» Aim of the exercise
Print the whole listing exactly.

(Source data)
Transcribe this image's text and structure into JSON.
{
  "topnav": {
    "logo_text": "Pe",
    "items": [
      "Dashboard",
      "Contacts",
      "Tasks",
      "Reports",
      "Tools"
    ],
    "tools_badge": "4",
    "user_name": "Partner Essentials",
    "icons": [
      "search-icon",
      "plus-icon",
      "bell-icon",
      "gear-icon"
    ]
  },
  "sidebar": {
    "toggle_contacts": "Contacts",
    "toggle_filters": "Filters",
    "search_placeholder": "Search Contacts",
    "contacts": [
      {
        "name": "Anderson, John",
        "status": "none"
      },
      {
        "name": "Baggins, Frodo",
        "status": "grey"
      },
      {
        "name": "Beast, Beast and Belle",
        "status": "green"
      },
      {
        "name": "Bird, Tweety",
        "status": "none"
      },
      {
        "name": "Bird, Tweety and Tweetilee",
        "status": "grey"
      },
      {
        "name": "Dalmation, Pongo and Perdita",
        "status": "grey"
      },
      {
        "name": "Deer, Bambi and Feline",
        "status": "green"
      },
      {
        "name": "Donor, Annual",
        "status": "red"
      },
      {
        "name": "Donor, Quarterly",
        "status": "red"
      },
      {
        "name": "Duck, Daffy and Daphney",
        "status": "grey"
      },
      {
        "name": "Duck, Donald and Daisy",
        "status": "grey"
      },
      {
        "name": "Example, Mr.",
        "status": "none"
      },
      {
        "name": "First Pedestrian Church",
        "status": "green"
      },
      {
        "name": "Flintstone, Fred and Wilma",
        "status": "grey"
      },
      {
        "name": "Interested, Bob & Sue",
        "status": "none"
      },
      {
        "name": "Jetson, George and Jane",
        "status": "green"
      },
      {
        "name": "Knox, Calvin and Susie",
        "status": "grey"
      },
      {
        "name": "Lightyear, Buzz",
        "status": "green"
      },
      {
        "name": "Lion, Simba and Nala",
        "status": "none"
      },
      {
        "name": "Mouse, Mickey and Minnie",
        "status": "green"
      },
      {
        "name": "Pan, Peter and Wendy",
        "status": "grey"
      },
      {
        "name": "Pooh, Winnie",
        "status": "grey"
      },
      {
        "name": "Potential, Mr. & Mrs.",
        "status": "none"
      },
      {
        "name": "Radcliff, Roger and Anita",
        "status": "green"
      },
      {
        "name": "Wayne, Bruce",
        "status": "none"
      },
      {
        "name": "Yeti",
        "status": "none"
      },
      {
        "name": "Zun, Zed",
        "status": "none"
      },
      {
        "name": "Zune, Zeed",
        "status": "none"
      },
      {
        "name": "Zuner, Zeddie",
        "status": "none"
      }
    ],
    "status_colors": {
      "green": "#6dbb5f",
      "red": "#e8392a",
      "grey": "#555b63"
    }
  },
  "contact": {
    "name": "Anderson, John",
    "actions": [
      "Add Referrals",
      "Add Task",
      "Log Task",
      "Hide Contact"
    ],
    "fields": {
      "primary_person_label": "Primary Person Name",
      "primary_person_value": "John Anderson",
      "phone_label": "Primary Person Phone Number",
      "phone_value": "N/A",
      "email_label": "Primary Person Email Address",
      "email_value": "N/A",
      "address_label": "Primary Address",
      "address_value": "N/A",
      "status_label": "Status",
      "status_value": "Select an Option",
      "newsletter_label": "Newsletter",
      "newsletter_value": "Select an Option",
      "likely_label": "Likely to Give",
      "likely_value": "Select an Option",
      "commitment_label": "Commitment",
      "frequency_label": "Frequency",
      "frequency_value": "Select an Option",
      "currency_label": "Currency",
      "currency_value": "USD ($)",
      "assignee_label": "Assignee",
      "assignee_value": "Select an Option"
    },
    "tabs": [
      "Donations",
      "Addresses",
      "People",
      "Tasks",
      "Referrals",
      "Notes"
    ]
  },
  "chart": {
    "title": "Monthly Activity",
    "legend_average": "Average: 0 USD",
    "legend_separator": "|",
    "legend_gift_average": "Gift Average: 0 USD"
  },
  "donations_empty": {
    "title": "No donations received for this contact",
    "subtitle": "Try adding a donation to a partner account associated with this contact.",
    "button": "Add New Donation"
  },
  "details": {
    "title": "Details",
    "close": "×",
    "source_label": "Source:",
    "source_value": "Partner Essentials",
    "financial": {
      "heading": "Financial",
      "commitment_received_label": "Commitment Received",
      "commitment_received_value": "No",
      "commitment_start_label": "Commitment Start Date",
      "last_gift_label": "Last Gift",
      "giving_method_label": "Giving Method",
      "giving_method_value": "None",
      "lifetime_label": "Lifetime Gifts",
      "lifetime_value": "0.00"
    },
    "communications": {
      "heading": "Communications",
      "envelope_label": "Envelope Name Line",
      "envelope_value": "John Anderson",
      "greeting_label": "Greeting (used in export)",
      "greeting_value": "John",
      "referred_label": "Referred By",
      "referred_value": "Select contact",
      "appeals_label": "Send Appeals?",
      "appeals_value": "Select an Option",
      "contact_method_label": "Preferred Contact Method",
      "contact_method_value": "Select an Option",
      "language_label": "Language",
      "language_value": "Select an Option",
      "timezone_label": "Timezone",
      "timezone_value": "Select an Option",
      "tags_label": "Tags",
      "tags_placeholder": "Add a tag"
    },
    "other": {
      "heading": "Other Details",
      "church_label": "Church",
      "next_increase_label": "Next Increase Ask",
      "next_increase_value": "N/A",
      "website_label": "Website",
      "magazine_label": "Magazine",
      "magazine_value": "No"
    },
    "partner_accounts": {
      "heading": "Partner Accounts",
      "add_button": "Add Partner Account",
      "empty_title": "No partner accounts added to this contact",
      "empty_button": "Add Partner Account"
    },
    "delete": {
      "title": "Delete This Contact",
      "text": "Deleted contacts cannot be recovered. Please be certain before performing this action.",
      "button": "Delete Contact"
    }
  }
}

» Result for this exercise
Transcribe this image's text and structure into JSON.
{
  "topnav": {
    "logo_text": "Pe",
    "items": [
      "Dashboard",
      "Contacts",
      "Tasks",
      "Reports",
      "Tools"
    ],
    "tools_badge": "4",
    "user_name": "Partner Essentials",
    "icons": [
      "search-icon",
      "plus-icon",
      "bell-icon",
      "gear-icon"
    ]
  },
  "sidebar": {
    "toggle_contacts": "Contacts",
    "toggle_filters": "Filters",
    "search_placeholder": "Search Contacts",
    "contacts": [
      {
        "name": "Anderson, John",
        "status": "none"
      },
      {
        "name": "Baggins, Frodo",
        "status": "grey"
      },
      {
        "name": "Beast, Beast and Belle",
        "status": "green"
      },
      {
        "name": "Bird, Tweety",
        "status": "none"
      },
      {
        "name": "Bird, Tweety and Tweetilee",
        "status": "grey"
      },
      {
        "name": "Dalmation, Pongo and Perdita",
        "status": "grey"
      },
      {
        "name": "Deer, Bambi and Feline",
        "status": "green"
      },
      {
        "name": "Donor, Annual",
        "status": "red"
      },
      {
        "name": "Donor, Quarterly",
        "status": "red"
      },
      {
        "name": "Duck, Daffy and Daphney",
        "status": "grey"
      },
      {
        "name": "Duck, Donald and Daisy",
        "status": "grey"
      },
      {
        "name": "Example, Mr.",
        "status": "none"
      },
      {
        "name": "First Pedestrian Church",
        "status": "green"
      },
      {
        "name": "Flintstone, Fred and Wilma",
        "status": "grey"
      },
      {
        "name": "Interested, Bob & Sue",
        "status": "none"
      },
      {
        "name": "Jetson, George and Jane",
        "status": "green"
      },
      {
        "name": "Knox, Calvin and Susie",
        "status": "grey"
      },
      {
        "name": "Lightyear, Buzz",
        "status": "green"
      },
      {
        "name": "Lion, Simba and Nala",
        "status": "none"
      },
      {
        "name": "Mouse, Mickey and Minnie",
        "status": "green"
      },
      {
        "name": "Pan, Peter and Wendy",
        "status": "grey"
      },
      {
        "name": "Pooh, Winnie",
        "status": "grey"
      },
      {
        "name": "Potential, Mr. & Mrs.",
        "status": "none"
      },
      {
        "name": "Radcliff, Roger and Anita",
        "status": "green"
      },
      {
        "name": "Wayne, Bruce",
        "status": "none"
      },
      {
        "name": "Yeti",
        "status": "none"
      },
      {
        "name": "Zun, Zed",
        "status": "none"
      },
      {
        "name": "Zune, Zeed",
        "status": "none"
      },
      {
        "name": "Zuner, Zeddie",
        "status": "none"
      }
    ],
    "status_colors": {
      "green": "#6dbb5f",
      "red": "#e8392a",
      "grey": "#555b63"
    }
  },
  "contact": {
    "name": "Anderson, John",
    "actions": [
      "Add Referrals",
      "Add Task",
      "Log Task",
      "Hide Contact"
    ],
    "fields": {
      "primary_person_label": "Primary Person Name",
      "primary_person_value": "John Anderson",
      "phone_label": "Primary Person Phone Number",
      "phone_value": "N/A",
      "email_label": "Primary Person Email Address",
      "email_value": "N/A",
      "address_label": "Primary Address",
      "address_value": "N/A",
      "status_label": "Status",
      "status_value": "Select an Option",
      "newsletter_label": "Newsletter",
      "newsletter_value": "Select an Option",
      "likely_label": "Likely to Give",
      "likely_value": "Select an Option",
      "commitment_label": "Commitment",
      "frequency_label": "Frequency",
      "frequency_value": "Select an Option",
      "currency_label": "Currency",
      "currency_value": "USD ($)",
      "assignee_label": "Assignee",
      "assignee_value": "Select an Option"
    },
    "tabs": [
      "Donations",
      "Addresses",
      "People",
      "Tasks",
      "Referrals",
      "Notes"
    ]
  },
  "chart": {
    "title": "Monthly Activity",
    "legend_average": "Average: 0 USD",
    "legend_separator": "|",
    "legend_gift_average": "Gift Average: 0 USD"
  },
  "donations_empty": {
    "title": "No donations received for this contact",
    "subtitle": "Try adding a donation to a partner account associated with this contact.",
    "button": "Add New Donation"
  },
  "details": {
    "title": "Details",
    "close": "×",
    "source_label": "Source:",
    "source_value": "Partner Essentials",
    "financial": {
      "heading": "Financial",
      "commitment_received_label": "Commitment Received",
      "commitment_received_value": "No",
      "commitment_start_label": "Commitment Start Date",
      "last_gift_label": "Last Gift",
      "giving_method_label": "Giving Method",
      "giving_method_value": "None",
      "lifetime_label": "Lifetime Gifts",
      "lifetime_value": "0.00"
    },
    "communications": {
      "heading": "Communications",
      "envelope_label": "Envelope Name Line",
      "envelope_value": "John Anderson",
      "greeting_label": "Greeting (used in export)",
      "greeting_value": "John",
      "referred_label": "Referred By",
      "referred_value": "Select contact",
      "appeals_label": "Send Appeals?",
      "appeals_value": "Select an Option",
      "contact_method_label": "Preferred Contact Method",
      "contact_method_value": "Select an Option",
      "language_label": "Language",
      "language_value": "Select an Option",
      "timezone_label": "Timezone",
      "timezone_value": "Select an Option",
      "tags_label": "Tags",
      "tags_placeholder": "Add a tag"
    },
    "other": {
      "heading": "Other Details",
      "church_label": "Church",
      "next_increase_label": "Next Increase Ask",
      "next_increase_value": "N/A",
      "website_label": "Website",
      "magazine_label": "Magazine",
      "magazine_value": "No"
    },
    "partner_accounts": {
      "heading": "Partner Accounts",
      "add_button": "Add Partner Account",
      "empty_title": "No partner accounts added to this contact",
      "empty_button": "Add Partner Account"
    },
    "delete": {
      "title": "Delete This Contact",
      "text": "Deleted contacts cannot be recovered. Please be certain before performing this action.",
      "button": "Delete Contact"
    }
  }
}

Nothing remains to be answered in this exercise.